Required task:
Recast the part of the records that runs from their start through the line containing "staticText: 空气质量实时监测 xyxy=(92,111,988,273)", both ends included, as a Markdown table with the columns Row and Text. Number each row and leave out any blank lines.

Source data:
START
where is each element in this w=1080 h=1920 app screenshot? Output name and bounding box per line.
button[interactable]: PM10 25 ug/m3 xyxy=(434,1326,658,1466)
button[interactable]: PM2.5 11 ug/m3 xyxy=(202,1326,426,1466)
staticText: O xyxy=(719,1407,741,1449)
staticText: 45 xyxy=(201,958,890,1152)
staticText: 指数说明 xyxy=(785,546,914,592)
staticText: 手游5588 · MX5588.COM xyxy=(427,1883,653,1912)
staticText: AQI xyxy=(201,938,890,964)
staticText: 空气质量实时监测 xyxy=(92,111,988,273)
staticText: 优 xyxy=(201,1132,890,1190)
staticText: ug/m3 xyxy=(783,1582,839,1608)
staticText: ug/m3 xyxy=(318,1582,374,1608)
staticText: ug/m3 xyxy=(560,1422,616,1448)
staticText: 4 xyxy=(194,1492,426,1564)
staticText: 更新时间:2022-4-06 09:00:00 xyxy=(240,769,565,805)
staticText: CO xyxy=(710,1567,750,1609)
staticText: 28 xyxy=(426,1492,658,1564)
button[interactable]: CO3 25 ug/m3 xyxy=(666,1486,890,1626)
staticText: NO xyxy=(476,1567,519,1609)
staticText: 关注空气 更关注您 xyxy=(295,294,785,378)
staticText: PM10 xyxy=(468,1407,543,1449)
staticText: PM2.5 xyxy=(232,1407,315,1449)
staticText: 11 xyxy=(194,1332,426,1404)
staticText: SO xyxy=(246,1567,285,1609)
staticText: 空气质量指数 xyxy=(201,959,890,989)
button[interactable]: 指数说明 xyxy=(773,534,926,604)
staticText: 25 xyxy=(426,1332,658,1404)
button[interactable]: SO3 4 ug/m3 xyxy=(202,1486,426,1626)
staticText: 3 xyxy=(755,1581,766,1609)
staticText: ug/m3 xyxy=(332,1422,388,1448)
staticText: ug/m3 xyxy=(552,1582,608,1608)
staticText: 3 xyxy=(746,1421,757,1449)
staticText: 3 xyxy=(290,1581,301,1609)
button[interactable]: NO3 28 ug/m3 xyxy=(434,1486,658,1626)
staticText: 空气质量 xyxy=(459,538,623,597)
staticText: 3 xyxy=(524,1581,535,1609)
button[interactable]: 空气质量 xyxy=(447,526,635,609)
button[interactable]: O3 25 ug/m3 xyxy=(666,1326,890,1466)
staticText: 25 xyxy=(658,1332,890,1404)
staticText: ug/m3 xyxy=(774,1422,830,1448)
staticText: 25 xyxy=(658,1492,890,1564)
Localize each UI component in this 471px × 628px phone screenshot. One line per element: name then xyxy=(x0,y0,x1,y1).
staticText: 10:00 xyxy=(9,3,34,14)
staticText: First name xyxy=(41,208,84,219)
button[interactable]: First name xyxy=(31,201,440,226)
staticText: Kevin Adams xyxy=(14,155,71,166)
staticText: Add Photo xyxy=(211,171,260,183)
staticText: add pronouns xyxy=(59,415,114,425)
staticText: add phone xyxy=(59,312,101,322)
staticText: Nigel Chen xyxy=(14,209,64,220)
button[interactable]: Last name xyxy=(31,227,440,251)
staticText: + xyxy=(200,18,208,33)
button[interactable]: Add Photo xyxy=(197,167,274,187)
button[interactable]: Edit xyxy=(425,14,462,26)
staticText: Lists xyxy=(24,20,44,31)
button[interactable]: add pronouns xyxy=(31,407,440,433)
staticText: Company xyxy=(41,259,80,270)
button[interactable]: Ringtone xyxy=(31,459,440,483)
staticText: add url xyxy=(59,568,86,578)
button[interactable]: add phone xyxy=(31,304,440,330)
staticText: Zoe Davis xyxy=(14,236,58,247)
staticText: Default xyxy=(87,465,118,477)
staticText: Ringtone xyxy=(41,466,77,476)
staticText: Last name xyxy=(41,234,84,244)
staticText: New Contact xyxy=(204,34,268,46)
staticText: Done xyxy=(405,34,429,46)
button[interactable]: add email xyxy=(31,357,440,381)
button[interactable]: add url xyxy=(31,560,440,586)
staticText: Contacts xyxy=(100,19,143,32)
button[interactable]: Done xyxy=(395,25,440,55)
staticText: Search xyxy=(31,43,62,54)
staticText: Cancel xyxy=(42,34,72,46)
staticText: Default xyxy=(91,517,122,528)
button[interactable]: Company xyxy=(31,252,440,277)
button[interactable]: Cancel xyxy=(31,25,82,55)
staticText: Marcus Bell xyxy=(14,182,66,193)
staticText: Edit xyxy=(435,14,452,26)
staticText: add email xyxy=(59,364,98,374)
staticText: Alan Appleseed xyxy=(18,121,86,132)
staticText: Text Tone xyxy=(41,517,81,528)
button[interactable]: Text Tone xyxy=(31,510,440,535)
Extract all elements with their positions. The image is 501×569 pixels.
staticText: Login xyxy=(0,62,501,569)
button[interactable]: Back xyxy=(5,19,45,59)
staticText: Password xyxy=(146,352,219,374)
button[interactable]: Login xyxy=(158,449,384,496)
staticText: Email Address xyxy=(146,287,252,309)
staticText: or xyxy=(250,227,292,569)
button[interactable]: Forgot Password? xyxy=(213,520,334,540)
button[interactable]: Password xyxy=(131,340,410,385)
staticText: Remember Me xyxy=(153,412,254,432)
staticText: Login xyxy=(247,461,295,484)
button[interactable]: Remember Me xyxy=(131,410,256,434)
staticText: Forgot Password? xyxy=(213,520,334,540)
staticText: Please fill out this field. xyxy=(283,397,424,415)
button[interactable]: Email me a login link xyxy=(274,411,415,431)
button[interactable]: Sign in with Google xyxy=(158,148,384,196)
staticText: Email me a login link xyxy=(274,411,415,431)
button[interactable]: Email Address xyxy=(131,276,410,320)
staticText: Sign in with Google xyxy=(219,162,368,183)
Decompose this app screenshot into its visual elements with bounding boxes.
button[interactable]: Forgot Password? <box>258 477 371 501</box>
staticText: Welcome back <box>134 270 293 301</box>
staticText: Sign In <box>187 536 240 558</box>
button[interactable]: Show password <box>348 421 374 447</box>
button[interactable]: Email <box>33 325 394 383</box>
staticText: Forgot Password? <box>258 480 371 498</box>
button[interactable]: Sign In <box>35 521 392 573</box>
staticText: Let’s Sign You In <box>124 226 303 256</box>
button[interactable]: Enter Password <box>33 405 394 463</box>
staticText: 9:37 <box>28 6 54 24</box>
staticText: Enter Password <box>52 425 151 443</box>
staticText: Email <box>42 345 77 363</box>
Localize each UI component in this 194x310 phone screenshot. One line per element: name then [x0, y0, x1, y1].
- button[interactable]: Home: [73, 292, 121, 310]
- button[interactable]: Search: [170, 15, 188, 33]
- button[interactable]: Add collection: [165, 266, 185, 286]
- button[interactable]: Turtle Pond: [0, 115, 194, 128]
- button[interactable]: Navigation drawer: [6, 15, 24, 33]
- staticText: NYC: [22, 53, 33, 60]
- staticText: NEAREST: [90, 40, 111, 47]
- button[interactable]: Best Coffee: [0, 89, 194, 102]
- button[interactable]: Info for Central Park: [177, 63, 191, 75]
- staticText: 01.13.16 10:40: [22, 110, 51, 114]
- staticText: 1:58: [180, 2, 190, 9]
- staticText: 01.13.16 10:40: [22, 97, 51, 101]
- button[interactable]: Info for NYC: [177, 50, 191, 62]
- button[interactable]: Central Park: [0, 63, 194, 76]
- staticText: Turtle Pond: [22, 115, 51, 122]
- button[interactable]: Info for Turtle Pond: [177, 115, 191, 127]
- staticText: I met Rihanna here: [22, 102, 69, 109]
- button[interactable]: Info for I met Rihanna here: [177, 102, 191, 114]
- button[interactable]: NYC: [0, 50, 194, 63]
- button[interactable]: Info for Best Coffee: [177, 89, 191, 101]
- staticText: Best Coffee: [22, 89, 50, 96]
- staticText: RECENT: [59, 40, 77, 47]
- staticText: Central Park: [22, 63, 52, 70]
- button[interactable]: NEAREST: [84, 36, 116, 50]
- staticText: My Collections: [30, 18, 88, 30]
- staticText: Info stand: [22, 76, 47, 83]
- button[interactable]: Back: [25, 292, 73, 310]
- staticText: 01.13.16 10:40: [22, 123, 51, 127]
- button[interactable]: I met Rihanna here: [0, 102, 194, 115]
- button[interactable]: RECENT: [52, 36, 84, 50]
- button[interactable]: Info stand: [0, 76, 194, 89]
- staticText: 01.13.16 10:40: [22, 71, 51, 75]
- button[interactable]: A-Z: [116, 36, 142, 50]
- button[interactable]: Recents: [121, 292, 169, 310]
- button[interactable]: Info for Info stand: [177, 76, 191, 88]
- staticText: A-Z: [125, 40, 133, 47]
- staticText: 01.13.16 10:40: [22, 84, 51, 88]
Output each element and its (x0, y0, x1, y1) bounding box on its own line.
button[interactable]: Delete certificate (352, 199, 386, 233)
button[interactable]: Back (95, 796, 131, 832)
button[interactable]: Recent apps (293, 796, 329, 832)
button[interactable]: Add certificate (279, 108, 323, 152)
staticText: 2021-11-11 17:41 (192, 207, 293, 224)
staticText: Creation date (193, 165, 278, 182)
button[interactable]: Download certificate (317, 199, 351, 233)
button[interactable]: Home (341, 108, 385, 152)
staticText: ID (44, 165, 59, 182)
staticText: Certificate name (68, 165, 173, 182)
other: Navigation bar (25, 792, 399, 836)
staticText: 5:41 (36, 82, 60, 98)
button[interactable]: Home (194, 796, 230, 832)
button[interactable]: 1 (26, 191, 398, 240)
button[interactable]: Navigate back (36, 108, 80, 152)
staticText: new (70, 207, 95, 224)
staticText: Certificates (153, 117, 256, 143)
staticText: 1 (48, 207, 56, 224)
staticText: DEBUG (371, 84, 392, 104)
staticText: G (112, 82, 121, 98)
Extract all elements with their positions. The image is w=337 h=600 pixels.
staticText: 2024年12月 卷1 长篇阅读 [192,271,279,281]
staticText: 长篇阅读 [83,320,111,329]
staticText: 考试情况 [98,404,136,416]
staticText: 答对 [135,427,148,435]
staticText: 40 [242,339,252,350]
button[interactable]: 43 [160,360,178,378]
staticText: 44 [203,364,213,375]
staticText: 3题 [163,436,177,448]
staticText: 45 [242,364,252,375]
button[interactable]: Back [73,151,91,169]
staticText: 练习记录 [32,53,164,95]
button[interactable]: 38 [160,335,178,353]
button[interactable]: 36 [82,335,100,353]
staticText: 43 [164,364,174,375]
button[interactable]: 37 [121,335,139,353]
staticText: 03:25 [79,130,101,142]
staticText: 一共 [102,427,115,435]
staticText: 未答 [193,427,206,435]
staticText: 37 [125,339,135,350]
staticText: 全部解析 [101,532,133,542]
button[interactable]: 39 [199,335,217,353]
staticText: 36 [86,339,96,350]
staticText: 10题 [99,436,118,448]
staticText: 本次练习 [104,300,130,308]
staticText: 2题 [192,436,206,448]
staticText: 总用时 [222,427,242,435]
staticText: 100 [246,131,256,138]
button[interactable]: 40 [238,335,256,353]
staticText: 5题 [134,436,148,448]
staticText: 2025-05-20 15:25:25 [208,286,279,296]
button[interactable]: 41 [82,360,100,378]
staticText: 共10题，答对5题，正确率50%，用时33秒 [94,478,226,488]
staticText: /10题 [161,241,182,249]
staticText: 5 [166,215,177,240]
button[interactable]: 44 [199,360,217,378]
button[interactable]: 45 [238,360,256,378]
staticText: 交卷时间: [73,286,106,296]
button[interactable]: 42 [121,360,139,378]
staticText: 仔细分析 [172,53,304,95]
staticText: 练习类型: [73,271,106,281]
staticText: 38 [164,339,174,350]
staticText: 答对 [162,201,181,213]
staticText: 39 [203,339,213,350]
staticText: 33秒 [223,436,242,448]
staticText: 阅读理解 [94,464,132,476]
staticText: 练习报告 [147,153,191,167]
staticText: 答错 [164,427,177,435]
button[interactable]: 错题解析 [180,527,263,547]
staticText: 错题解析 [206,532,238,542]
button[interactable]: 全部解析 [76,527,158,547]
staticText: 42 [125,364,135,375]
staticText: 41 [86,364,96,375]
END
Task answer:
| Row | Text |
|---|---|
| 1 | where is each element in this w=1080 h=1920 app screenshot? Output name and bounding box per line. |
| 2 | button[interactable]: PM10 25 ug/m3 xyxy=(434,1326,658,1466) |
| 3 | button[interactable]: PM2.5 11 ug/m3 xyxy=(202,1326,426,1466) |
| 4 | staticText: O xyxy=(719,1407,741,1449) |
| 5 | staticText: 45 xyxy=(201,958,890,1152) |
| 6 | staticText: 指数说明 xyxy=(785,546,914,592) |
| 7 | staticText: 手游5588 · MX5588.COM xyxy=(427,1883,653,1912) |
| 8 | staticText: AQI xyxy=(201,938,890,964) |
| 9 | staticText: 空气质量实时监测 xyxy=(92,111,988,273) |